THE EXERCISE. All entries are to be given again verbatim.

TASK MATERIAL.
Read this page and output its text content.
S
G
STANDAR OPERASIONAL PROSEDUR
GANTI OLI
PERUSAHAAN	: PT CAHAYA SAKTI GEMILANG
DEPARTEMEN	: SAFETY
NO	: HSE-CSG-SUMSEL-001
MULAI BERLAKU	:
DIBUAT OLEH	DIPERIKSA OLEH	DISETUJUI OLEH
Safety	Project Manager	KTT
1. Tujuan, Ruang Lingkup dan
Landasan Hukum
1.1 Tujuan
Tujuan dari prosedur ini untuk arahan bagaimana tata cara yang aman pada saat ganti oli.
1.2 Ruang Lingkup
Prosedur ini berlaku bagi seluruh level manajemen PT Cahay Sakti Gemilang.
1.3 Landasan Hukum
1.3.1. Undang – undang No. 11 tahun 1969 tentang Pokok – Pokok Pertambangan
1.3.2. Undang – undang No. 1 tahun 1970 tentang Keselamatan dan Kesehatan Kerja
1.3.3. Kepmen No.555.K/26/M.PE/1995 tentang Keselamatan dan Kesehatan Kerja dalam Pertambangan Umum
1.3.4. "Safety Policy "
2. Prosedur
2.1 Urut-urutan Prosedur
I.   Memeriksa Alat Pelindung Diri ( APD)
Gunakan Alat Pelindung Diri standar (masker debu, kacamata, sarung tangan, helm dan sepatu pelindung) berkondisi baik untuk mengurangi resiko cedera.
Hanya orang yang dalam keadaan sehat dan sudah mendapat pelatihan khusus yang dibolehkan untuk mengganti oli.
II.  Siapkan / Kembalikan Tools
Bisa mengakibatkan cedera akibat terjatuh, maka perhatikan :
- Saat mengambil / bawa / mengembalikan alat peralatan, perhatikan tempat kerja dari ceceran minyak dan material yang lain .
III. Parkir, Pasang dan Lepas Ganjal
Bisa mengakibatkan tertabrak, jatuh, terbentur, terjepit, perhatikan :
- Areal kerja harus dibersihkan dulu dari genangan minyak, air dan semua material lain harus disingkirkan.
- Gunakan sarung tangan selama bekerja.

RESPONSE BELOW.
Read this page and output its text content.
S
G
STANDAR OPERASIONAL PROSEDUR
GANTI OLI
PERUSAHAAN	: PT CAHAYA SAKTI GEMILANG
DEPARTEMEN	: SAFETY
NO	: HSE-CSG-SUMSEL-001
MULAI BERLAKU	:
DIBUAT OLEH	DIPERIKSA OLEH	DISETUJUI OLEH
Safety	Project Manager	KTT
1. Tujuan, Ruang Lingkup dan
Landasan Hukum
1.1 Tujuan
Tujuan dari prosedur ini untuk arahan bagaimana tata cara yang aman pada saat ganti oli.
1.2 Ruang Lingkup
Prosedur ini berlaku bagi seluruh level manajemen PT Cahay Sakti Gemilang.
1.3 Landasan Hukum
1.3.1. Undang – undang No. 11 tahun 1969 tentang Pokok – Pokok Pertambangan
1.3.2. Undang – undang No. 1 tahun 1970 tentang Keselamatan dan Kesehatan Kerja
1.3.3. Kepmen No.555.K/26/M.PE/1995 tentang Keselamatan dan Kesehatan Kerja dalam Pertambangan Umum
1.3.4. "Safety Policy "
2. Prosedur
2.1 Urut-urutan Prosedur
I.   Memeriksa Alat Pelindung Diri ( APD)
Gunakan Alat Pelindung Diri standar (masker debu, kacamata, sarung tangan, helm dan sepatu pelindung) berkondisi baik untuk mengurangi resiko cedera.
Hanya orang yang dalam keadaan sehat dan sudah mendapat pelatihan khusus yang dibolehkan untuk mengganti oli.
II.  Siapkan / Kembalikan Tools
Bisa mengakibatkan cedera akibat terjatuh, maka perhatikan :
- Saat mengambil / bawa / mengembalikan alat peralatan, perhatikan tempat kerja dari ceceran minyak dan material yang lain .
III. Parkir, Pasang dan Lepas Ganjal
Bisa mengakibatkan tertabrak, jatuh, terbentur, terjepit, perhatikan :
- Areal kerja harus dibersihkan dulu dari genangan minyak, air dan semua material lain harus disingkirkan.
- Gunakan sarung tangan selama bekerja.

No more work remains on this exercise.